▸ TEXT:
==================================================

Democratic contender John Kerry announced Monday he had fired his campaign manager. Kerry’s move came 48 hours after front-runner Howard Dean said he’d opt out of campaign spending limits, freeing him to soar above the ceiling of $45 million to defeat his Democratic rivals and President Bush.
/ Source: msnbc.com

With 10 weeks left before Democrats vote in Iowa’s first-in-the-nation presidential caucuses, Democratic contender Sen. John Kerry announced Monday he had fired his campaign manager. Kerry’s abrupt move came 48 hours after front-runner Howard Dean confirmed what his adversaries had feared for months: He is pushing aside federal spending limits, freeing him to soar above the ceiling of $45 million to defeat his Democratic rivals and President Bush.

DEAN’S SIDE-STEP around the spending limit brings new urgency to the question of whether any of his rivals can stop him from winning the nomination. It now appears Dean will be far better funded than any of them.

Kerry, well ahead of Dean in polls last spring in New Hampshire, now is trying to catch up with the former Vermont governor. New Hampshire holds its primary on Jan. 27, a week after the Iowa caucuses.

ABRUPT OUSTER Dismissing Campaign Manager Jim Jordan, Kerry selected as his replacement Mary Beth Cahill, the chief of staff for his fellow Massachusetts Democrat, Sen. Ted Kennedy.

With little time left before the first votes are cast, it was not a propitious moment for Kerry to rearrange his staff hierarchy.

But apparently he was forced to act under pressure to change the dynamic of his battle against Dean.

In Iowa, polls show Kerry running third behind Missouri Rep. Dick Gephardt and Dean. In New Hampshire polls, Kerry places second, 14 percentage points behind Dean.

New Hampshire pollster Rich Killion said Monday that Kerry’s firing of Jordan “seems to confirm the growing unease within the epicenter of his key supporters over message and strategy. With the New Hampshire primary 11 weeks away, the opportunity cost for the campaign to overcome this dynamic is running out.”

He added that “this firing will be a challenge to spin in the next couple of news cycles,” but “it is a smart move if there is a growing disconnect between the campaign manager and a new strategy.”

Killion, director of the Fitzwater Center for Communication at Franklin Pierce College, said Kerry needs to “make this a two-man race between him and Dean. Immediately, in New Hampshire, he has to ensure that this never becomes a three-man race. If it does, and he does not become the defined alternative to Dean, Kerry will be in danger of not being able to recoup the lead he once had” in the Granite State.

==================================================

(Box coordinate listings)

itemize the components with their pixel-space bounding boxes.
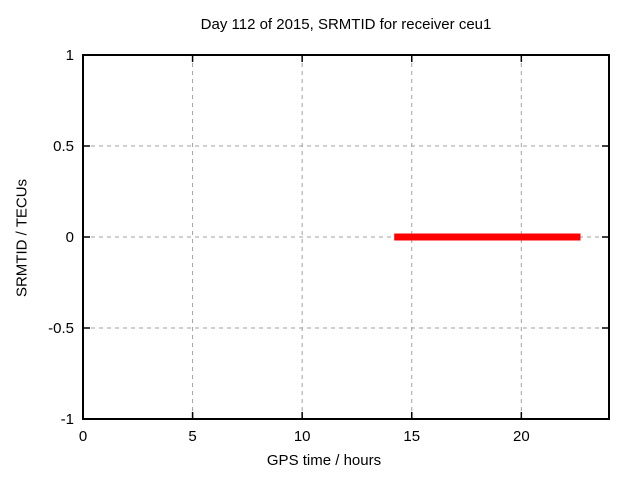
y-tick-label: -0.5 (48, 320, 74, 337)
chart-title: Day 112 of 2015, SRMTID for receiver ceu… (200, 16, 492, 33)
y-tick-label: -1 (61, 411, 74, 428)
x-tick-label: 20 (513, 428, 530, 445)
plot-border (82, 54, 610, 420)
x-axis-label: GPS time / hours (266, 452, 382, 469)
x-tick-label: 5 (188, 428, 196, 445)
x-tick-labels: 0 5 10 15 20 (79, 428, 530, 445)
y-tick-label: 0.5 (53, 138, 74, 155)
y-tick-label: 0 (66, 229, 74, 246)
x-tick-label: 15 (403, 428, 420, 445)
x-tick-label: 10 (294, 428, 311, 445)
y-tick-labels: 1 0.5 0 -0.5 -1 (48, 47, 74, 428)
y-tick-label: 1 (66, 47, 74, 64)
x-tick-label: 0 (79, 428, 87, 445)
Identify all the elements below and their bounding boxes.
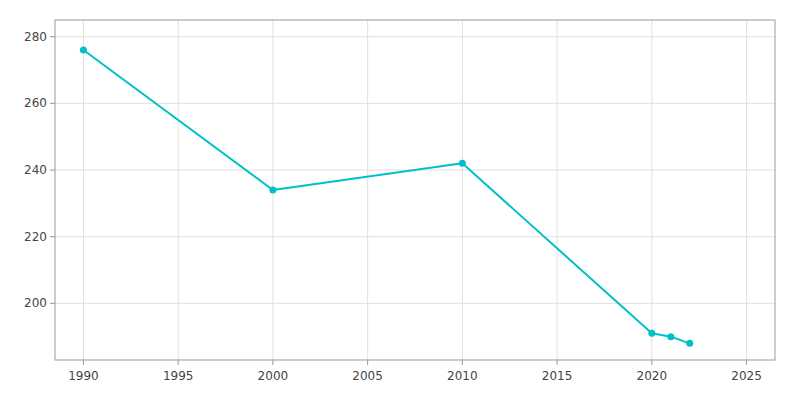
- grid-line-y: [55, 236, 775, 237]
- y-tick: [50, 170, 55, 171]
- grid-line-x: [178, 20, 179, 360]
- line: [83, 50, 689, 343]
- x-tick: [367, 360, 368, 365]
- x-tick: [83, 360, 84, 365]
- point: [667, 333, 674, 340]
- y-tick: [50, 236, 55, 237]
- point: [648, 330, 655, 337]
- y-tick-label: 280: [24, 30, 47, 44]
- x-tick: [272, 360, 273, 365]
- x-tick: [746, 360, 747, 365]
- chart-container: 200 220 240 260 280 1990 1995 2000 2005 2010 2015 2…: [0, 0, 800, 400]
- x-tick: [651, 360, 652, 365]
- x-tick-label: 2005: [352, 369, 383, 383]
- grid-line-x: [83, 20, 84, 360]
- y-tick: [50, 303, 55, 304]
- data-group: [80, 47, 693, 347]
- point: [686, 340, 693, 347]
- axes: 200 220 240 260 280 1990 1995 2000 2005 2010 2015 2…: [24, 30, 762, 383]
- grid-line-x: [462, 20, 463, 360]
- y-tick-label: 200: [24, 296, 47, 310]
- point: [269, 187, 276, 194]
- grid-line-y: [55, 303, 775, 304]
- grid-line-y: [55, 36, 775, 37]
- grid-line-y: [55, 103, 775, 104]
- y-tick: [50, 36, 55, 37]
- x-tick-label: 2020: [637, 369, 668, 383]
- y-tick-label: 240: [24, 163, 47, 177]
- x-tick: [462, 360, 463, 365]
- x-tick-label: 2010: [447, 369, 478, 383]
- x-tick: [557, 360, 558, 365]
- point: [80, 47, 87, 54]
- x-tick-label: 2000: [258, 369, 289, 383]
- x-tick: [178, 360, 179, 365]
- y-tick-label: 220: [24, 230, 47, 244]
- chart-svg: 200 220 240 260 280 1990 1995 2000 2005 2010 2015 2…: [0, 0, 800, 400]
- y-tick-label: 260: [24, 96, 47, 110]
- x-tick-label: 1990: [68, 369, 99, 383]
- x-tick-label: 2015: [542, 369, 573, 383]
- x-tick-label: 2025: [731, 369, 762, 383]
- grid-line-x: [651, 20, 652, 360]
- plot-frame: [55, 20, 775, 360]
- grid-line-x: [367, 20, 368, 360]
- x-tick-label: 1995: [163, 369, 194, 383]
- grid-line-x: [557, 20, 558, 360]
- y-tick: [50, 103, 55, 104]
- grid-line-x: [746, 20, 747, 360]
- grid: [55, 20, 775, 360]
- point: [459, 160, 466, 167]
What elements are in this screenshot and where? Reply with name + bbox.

==================================================

From the Kerry campaign article, extract the passage between "DEAN’S SIDE-STEP around" and "his staff hierarchy.", inclusive.

▸ ANSWER BELOW:
DEAN’S SIDE-STEP around the spending limit brings new urgency to the question of whether any of his rivals can stop him from winning the nomination. It now appears Dean will be far better funded than any of them.

Kerry, well ahead of Dean in polls last spring in New Hampshire, now is trying to catch up with the former Vermont governor. New Hampshire holds its primary on Jan. 27, a week after the Iowa caucuses.

ABRUPT OUSTER Dismissing Campaign Manager Jim Jordan, Kerry selected as his replacement Mary Beth Cahill, the chief of staff for his fellow Massachusetts Democrat, Sen. Ted Kennedy.

With little time left before the first votes are cast, it was not a propitious moment for Kerry to rearrange his staff hierarchy.